Written exercise >> Whenever a line contains the string "grid", copy it out of the entries.

Rows from a dataset
** Begin **

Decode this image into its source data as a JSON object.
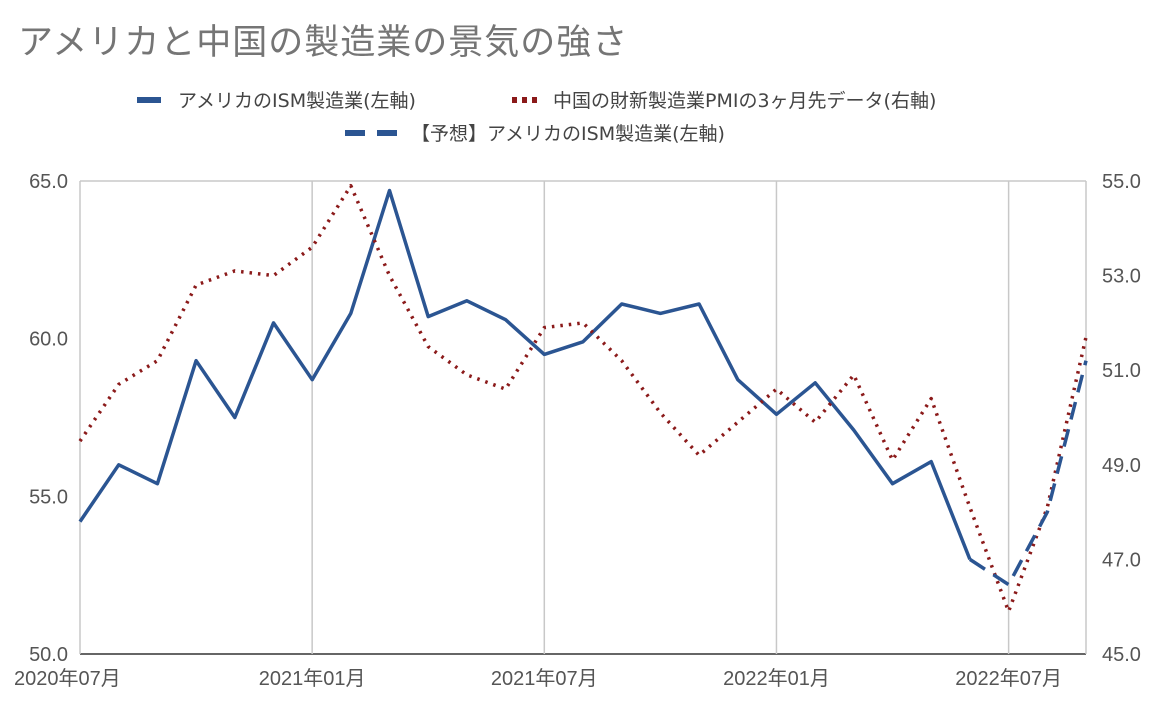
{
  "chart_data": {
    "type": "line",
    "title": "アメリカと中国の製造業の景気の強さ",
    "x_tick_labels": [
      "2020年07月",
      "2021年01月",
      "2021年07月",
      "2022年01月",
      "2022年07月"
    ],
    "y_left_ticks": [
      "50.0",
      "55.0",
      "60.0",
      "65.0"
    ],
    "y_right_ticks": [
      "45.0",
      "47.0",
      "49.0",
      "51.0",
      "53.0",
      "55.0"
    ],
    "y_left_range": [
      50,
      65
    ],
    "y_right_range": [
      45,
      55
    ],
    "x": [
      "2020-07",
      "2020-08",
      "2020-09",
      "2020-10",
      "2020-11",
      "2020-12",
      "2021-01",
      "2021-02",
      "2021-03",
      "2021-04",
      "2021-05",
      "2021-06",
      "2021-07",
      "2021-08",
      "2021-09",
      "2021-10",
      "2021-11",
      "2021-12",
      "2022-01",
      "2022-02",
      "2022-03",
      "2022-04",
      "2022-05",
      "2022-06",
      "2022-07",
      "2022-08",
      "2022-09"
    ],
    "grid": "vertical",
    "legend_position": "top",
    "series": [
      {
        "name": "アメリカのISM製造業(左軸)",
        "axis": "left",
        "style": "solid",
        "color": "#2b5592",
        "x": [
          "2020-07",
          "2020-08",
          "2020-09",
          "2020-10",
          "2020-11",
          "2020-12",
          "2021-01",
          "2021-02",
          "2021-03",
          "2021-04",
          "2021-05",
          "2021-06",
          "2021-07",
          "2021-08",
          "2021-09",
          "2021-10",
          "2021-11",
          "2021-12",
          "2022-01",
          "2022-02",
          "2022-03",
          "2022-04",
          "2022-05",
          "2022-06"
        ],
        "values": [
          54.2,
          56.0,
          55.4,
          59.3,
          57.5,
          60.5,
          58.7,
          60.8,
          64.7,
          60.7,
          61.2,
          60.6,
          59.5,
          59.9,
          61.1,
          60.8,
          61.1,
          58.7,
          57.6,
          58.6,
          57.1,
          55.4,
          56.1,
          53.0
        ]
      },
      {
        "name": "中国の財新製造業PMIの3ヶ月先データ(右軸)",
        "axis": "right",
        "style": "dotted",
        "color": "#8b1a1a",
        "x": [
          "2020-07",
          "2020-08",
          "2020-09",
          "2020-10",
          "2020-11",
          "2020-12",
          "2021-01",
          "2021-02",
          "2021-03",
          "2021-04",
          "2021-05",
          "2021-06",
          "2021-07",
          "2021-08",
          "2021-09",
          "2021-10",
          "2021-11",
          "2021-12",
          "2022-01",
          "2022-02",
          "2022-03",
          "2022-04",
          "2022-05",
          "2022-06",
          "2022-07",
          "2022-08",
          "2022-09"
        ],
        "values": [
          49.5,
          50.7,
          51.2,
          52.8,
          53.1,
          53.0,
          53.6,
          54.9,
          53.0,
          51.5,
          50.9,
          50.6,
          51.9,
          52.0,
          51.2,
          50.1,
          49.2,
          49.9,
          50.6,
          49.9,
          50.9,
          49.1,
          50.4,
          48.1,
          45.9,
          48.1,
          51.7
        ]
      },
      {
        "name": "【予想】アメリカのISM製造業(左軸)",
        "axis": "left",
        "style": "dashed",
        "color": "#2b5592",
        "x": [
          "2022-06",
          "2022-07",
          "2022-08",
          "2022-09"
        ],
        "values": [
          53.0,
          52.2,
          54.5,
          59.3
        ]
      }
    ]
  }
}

** End **
** Begin **

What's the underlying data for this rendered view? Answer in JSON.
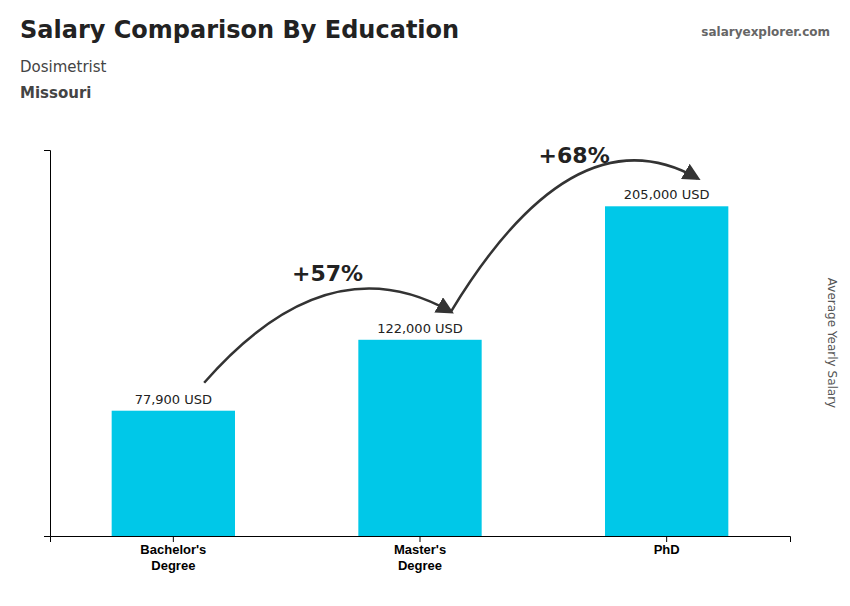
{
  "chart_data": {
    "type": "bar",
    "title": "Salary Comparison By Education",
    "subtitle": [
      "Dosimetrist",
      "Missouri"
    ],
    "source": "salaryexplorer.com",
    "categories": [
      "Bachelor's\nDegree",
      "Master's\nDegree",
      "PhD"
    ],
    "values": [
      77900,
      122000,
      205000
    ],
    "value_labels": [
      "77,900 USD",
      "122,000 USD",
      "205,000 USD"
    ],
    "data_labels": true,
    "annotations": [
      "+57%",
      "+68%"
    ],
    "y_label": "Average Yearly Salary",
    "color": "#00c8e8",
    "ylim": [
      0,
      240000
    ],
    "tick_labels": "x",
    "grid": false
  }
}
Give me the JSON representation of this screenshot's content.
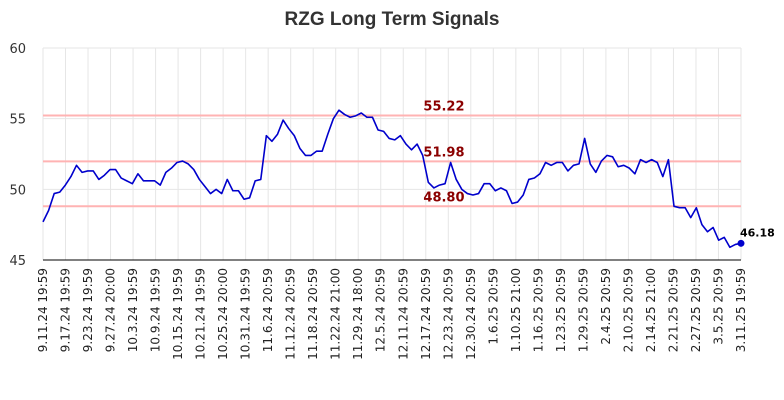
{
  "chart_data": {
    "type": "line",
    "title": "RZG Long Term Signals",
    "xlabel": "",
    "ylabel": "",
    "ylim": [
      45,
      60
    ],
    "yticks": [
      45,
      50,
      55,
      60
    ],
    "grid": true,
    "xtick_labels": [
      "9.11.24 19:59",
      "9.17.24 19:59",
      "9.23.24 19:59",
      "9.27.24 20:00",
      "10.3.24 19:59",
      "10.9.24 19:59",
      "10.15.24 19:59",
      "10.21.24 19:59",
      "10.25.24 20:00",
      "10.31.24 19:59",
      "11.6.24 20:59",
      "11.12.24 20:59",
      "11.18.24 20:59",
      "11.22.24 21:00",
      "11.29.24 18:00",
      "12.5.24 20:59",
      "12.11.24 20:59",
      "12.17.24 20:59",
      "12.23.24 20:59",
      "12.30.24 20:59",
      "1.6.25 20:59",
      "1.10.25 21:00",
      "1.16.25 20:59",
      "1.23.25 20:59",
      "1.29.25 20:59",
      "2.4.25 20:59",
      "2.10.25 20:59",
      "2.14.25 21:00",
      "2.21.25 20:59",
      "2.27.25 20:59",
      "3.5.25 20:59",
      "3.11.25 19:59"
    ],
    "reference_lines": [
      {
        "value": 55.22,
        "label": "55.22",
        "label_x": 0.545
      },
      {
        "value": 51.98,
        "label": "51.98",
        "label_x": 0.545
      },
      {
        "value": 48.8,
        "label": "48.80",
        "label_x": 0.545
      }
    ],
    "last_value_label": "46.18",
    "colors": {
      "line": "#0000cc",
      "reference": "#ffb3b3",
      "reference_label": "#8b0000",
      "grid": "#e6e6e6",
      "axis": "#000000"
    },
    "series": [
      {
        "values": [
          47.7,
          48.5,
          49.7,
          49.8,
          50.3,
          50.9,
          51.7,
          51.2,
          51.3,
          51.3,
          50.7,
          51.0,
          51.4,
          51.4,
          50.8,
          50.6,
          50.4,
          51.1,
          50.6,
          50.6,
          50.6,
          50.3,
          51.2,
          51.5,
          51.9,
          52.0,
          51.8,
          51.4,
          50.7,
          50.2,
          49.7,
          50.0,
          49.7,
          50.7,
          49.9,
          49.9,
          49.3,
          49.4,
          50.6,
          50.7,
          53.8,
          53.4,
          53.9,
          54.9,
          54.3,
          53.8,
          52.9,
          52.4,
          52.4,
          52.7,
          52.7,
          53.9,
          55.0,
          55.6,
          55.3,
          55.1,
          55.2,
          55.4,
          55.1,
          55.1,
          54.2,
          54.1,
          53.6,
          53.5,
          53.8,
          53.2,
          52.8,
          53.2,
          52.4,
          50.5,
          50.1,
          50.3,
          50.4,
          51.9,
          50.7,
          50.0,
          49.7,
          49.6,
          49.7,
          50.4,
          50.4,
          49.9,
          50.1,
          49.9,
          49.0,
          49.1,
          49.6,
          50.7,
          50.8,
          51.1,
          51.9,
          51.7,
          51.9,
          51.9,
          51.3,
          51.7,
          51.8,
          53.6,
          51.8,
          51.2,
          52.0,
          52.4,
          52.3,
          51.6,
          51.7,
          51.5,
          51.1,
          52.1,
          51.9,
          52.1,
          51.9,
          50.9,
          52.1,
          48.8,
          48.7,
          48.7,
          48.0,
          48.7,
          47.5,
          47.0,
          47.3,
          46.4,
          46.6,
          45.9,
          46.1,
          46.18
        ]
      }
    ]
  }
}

** End **
** Begin **

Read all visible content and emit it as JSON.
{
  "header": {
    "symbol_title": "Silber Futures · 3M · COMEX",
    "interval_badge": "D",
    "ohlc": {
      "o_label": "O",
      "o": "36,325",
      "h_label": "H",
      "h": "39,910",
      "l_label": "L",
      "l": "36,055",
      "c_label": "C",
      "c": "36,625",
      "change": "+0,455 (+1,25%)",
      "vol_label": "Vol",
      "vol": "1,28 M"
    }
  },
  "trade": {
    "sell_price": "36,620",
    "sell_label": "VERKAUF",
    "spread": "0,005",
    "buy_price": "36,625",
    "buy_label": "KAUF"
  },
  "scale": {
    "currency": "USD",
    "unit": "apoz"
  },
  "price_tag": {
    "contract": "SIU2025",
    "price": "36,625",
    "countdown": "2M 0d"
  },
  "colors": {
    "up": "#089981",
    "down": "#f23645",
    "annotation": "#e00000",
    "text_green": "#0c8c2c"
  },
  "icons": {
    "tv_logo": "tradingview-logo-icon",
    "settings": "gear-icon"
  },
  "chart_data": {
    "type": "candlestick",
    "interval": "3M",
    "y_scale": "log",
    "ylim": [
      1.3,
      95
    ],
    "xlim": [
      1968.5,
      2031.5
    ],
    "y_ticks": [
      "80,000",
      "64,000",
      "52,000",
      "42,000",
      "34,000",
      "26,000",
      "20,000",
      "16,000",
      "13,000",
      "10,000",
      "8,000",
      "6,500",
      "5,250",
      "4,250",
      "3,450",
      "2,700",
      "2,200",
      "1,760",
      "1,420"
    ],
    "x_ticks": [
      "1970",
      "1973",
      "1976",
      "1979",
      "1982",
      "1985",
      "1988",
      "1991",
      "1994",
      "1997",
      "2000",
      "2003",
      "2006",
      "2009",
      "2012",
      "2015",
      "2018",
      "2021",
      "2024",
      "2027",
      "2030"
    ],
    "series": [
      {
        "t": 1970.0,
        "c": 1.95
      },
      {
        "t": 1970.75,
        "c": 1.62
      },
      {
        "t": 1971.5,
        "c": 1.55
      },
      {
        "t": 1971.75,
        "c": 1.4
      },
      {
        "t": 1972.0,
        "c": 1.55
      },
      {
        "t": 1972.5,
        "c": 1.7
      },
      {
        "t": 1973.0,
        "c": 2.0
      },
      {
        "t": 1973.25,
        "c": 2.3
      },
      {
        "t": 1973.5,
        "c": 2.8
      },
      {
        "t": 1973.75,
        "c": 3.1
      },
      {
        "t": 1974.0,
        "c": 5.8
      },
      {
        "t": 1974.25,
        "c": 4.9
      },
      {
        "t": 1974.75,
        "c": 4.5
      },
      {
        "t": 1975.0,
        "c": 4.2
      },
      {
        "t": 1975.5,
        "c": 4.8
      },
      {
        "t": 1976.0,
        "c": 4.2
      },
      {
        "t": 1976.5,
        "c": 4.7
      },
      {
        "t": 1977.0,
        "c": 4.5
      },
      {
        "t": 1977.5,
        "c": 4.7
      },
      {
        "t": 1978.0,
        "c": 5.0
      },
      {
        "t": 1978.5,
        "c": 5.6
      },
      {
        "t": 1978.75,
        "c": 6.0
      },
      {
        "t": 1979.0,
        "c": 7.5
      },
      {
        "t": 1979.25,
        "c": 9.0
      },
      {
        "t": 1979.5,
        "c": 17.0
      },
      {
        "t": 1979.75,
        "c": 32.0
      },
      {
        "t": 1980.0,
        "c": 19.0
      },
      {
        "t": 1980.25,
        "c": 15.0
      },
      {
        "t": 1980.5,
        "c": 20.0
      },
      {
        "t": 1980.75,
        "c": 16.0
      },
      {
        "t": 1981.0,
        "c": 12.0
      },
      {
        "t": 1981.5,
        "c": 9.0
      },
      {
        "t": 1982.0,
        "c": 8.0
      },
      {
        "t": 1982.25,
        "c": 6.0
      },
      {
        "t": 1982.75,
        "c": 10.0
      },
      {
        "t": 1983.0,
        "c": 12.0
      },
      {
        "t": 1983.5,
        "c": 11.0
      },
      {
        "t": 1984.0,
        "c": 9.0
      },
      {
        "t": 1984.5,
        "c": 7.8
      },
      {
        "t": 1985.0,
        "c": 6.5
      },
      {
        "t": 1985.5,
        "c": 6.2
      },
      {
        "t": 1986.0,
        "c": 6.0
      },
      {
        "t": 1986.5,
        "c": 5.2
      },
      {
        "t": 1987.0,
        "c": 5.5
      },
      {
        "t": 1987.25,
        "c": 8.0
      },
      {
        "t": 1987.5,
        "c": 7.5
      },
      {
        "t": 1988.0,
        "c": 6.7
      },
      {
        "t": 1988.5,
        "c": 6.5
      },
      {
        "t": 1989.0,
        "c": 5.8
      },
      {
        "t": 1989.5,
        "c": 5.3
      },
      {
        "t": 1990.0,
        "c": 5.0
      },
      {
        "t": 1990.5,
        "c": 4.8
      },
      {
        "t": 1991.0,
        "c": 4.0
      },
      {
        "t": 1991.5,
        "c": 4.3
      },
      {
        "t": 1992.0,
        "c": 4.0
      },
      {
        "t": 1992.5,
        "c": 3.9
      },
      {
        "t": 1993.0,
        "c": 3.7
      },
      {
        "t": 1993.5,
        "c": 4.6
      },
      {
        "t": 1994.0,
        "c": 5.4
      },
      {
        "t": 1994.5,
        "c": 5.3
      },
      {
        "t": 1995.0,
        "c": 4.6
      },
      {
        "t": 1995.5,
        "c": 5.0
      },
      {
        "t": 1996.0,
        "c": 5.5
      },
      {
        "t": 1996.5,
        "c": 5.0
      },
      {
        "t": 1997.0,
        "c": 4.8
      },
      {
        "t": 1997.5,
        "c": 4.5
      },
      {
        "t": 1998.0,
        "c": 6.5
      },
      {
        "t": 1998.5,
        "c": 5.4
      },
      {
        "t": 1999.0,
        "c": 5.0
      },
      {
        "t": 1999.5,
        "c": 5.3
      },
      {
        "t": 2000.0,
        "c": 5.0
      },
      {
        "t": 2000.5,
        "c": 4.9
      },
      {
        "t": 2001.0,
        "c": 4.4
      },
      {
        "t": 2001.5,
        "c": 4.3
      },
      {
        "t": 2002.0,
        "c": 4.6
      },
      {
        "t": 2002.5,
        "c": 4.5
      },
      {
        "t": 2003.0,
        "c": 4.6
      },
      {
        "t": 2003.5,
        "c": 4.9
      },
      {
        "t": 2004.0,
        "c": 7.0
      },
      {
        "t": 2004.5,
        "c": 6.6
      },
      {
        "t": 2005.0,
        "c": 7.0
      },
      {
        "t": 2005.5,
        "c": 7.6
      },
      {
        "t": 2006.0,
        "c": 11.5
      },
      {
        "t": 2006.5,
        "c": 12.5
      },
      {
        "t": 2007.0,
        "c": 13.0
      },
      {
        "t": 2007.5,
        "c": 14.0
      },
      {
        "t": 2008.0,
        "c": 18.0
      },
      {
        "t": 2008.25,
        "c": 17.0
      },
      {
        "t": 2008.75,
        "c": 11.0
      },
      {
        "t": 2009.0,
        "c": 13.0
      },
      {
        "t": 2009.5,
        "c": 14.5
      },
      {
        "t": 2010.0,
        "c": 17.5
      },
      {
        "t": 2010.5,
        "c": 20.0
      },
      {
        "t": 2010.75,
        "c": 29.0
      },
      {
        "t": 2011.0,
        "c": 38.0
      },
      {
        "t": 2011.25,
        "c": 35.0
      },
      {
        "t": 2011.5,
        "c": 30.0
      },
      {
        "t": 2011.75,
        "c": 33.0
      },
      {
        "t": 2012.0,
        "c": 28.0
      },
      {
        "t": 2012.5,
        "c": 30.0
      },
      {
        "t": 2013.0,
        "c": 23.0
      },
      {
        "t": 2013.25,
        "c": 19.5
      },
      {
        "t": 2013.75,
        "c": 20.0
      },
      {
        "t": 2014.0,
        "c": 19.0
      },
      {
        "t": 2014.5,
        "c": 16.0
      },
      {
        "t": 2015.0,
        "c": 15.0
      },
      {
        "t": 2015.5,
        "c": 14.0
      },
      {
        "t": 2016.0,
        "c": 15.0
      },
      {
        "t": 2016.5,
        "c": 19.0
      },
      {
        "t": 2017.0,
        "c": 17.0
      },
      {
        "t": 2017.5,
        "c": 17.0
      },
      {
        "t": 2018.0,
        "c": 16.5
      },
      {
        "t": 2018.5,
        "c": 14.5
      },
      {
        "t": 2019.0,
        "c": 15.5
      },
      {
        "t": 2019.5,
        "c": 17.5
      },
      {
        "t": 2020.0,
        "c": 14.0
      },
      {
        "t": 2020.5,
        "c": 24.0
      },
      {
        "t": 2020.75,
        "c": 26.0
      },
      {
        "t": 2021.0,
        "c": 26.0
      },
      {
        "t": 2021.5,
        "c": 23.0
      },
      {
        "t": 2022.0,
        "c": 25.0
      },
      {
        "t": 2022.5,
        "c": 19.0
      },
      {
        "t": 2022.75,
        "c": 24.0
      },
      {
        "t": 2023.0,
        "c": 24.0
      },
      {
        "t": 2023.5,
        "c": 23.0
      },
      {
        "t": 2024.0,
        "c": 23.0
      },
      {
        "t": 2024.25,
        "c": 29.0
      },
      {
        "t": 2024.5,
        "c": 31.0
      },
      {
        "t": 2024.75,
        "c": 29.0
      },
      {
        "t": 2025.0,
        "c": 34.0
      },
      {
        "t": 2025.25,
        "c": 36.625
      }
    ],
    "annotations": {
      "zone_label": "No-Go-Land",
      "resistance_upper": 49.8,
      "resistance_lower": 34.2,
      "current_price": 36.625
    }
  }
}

** End **

Solution to this task >>
    "grid": "vertical",
    "grid": false
    "grid": true,
      "grid": "#e6e6e6",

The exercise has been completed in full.